▸ PROMPT
Check each line of the listing below for the word "importance" and say how many lines have it. Nothing else should be written.

▸ RAW DATA
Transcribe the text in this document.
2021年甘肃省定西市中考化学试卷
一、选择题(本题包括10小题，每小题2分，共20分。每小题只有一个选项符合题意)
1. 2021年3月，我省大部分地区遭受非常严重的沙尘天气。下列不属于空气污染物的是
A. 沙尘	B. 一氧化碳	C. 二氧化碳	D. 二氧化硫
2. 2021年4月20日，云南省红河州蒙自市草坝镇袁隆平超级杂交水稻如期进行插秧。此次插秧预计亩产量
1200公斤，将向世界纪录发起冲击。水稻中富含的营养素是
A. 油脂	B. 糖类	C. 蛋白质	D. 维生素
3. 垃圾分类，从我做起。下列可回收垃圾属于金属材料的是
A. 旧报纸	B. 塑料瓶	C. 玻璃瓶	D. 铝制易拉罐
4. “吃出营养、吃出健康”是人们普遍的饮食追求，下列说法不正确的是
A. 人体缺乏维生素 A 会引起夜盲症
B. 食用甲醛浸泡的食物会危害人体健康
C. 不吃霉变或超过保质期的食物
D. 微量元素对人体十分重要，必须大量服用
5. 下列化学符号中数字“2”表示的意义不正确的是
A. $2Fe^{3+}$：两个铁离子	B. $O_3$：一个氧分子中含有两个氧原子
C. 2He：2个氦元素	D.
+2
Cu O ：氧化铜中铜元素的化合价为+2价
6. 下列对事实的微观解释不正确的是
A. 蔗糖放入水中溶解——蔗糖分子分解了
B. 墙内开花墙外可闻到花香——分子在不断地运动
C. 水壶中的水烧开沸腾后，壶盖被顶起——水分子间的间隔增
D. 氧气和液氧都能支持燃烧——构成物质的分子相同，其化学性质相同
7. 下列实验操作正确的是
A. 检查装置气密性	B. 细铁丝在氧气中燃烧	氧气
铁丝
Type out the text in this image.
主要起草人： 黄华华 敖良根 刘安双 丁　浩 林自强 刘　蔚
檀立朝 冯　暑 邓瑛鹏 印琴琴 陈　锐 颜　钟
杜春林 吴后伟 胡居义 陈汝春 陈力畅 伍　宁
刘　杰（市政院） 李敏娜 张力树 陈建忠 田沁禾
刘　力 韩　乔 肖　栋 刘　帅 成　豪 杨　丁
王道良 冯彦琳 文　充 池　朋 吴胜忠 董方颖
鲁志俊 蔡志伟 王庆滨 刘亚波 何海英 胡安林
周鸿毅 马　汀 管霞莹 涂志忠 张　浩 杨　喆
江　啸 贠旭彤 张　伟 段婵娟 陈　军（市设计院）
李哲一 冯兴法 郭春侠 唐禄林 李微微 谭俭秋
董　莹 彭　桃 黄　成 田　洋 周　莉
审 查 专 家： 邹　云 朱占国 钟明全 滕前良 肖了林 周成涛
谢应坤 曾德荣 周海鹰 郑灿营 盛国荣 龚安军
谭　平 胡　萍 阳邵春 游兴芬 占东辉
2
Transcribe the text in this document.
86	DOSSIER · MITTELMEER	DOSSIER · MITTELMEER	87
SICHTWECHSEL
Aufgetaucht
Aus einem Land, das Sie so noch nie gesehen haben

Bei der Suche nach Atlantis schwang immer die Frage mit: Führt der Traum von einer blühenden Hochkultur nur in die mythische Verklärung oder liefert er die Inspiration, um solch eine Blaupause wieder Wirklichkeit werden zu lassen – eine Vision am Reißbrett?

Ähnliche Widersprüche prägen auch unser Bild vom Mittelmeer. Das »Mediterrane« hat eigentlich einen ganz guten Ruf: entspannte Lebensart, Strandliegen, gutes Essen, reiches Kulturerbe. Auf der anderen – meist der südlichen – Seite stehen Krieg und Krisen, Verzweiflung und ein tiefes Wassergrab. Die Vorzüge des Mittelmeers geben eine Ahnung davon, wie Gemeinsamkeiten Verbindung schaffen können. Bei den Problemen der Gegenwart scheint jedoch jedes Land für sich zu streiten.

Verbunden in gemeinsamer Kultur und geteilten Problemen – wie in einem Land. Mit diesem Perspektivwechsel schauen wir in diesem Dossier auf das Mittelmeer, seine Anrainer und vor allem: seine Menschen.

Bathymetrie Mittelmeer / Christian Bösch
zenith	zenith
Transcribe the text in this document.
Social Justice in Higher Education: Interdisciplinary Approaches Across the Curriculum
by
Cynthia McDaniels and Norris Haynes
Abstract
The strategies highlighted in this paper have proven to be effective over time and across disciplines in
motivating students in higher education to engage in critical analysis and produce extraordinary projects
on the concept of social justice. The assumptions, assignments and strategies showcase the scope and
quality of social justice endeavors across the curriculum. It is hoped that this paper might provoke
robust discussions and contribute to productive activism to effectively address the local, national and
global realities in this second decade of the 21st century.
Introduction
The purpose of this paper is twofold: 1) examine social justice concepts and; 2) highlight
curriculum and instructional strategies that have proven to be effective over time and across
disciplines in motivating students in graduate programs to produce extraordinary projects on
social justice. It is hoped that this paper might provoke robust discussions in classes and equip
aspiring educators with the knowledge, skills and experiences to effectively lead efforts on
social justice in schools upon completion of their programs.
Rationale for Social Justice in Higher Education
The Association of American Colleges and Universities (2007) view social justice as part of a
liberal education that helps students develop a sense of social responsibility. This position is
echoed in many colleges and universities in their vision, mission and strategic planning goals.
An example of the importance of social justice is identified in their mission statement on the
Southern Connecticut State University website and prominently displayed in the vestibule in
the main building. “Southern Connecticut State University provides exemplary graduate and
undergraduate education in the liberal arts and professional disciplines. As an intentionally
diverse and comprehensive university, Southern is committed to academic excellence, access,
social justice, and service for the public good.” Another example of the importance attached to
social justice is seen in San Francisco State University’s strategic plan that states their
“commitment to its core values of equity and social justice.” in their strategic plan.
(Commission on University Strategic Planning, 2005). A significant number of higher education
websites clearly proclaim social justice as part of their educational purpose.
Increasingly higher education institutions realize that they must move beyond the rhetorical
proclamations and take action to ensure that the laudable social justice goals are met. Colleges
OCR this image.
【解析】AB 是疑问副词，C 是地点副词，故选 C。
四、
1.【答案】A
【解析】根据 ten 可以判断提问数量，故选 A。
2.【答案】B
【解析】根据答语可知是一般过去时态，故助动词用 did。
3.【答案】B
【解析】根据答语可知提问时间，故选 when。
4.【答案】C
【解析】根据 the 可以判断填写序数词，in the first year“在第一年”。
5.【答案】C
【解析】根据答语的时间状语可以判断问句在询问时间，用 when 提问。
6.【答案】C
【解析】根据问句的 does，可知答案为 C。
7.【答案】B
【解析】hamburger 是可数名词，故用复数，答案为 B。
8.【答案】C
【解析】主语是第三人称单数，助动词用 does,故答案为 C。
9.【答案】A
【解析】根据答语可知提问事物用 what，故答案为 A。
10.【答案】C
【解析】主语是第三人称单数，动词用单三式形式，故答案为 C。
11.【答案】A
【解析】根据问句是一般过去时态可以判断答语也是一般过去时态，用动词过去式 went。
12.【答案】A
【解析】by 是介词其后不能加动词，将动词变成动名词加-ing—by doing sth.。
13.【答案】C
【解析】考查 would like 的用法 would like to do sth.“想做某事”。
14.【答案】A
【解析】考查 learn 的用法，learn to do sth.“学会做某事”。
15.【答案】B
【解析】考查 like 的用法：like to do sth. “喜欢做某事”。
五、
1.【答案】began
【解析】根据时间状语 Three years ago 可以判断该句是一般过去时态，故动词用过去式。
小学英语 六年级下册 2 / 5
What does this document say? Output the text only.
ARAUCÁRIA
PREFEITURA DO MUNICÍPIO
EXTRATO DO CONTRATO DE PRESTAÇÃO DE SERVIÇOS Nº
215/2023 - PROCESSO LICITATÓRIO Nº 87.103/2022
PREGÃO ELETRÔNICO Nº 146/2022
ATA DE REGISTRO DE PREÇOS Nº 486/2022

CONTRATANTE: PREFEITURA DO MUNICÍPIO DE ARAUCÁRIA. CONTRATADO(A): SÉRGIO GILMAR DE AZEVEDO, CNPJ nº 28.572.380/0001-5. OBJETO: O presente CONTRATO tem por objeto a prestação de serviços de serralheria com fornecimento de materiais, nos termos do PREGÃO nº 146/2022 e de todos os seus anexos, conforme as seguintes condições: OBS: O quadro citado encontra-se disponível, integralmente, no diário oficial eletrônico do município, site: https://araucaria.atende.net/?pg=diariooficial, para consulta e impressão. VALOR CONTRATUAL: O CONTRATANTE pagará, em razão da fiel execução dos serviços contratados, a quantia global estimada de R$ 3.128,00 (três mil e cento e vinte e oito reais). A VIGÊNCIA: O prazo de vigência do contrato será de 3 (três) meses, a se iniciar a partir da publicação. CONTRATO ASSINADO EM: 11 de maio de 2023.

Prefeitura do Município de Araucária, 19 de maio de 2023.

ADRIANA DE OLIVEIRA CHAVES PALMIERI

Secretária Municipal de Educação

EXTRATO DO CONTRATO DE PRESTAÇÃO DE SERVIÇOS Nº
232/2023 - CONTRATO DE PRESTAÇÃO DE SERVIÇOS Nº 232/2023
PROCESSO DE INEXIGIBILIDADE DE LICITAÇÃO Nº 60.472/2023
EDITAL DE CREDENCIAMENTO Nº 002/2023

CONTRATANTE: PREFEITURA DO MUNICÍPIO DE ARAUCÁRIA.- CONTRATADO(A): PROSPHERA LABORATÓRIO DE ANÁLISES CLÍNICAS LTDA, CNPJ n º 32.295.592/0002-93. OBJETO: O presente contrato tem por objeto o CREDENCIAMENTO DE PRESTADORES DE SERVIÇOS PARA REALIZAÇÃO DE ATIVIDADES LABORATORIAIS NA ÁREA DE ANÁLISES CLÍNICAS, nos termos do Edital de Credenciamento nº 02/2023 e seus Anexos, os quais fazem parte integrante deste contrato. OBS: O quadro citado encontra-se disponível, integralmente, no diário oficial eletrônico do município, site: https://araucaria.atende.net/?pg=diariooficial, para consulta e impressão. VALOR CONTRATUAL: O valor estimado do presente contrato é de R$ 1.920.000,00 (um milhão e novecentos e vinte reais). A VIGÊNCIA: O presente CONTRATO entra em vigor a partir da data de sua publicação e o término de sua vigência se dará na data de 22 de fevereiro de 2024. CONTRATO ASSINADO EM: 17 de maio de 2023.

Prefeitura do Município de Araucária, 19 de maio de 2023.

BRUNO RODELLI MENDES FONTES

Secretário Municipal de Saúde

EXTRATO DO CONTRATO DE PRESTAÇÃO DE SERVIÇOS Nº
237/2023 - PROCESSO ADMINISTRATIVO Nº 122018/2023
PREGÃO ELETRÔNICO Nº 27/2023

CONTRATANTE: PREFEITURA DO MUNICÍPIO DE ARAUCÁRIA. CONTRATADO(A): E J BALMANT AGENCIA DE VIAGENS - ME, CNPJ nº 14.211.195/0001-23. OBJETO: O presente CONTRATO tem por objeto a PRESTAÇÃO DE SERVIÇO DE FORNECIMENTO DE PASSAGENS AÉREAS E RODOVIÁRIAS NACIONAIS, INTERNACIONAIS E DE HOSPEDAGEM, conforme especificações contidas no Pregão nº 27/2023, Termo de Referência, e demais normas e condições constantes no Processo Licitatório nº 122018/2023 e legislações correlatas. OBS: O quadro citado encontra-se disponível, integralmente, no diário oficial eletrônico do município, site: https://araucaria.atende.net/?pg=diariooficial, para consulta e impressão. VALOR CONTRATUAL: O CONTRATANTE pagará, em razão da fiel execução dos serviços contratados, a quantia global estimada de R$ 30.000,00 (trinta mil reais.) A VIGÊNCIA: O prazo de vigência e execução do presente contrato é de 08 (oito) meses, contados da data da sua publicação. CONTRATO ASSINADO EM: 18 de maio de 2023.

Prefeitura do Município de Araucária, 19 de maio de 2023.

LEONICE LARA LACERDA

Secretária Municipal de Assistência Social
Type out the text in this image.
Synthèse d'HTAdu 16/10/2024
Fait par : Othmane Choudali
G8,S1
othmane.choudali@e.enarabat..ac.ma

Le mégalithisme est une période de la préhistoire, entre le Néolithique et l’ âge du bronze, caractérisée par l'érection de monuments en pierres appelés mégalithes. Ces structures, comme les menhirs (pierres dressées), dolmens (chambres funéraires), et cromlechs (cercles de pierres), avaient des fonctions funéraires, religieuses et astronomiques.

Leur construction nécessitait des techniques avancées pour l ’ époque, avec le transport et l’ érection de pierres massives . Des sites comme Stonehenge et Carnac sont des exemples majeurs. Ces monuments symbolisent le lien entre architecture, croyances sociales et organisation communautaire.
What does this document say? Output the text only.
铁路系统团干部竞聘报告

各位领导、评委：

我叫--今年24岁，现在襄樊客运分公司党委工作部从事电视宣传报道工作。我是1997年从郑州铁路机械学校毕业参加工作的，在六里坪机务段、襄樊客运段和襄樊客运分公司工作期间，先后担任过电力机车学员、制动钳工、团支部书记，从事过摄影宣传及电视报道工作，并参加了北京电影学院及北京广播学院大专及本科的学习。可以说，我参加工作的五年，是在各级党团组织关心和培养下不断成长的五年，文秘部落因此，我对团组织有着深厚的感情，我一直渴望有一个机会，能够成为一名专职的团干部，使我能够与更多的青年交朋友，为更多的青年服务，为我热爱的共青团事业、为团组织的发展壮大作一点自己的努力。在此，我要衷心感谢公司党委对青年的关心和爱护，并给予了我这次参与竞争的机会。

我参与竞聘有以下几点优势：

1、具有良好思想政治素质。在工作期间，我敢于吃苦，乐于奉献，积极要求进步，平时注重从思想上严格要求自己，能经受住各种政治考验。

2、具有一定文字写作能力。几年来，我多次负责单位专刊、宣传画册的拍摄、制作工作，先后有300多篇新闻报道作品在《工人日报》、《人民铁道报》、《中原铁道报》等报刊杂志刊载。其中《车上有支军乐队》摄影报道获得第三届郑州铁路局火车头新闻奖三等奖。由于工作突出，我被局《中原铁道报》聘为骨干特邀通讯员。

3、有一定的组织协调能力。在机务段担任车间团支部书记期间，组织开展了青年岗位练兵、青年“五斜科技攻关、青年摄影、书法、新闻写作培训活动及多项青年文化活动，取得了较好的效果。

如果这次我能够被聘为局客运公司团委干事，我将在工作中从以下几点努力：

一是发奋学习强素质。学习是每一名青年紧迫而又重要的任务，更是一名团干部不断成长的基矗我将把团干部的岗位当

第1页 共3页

▸ EXERCISE RESPONSE
2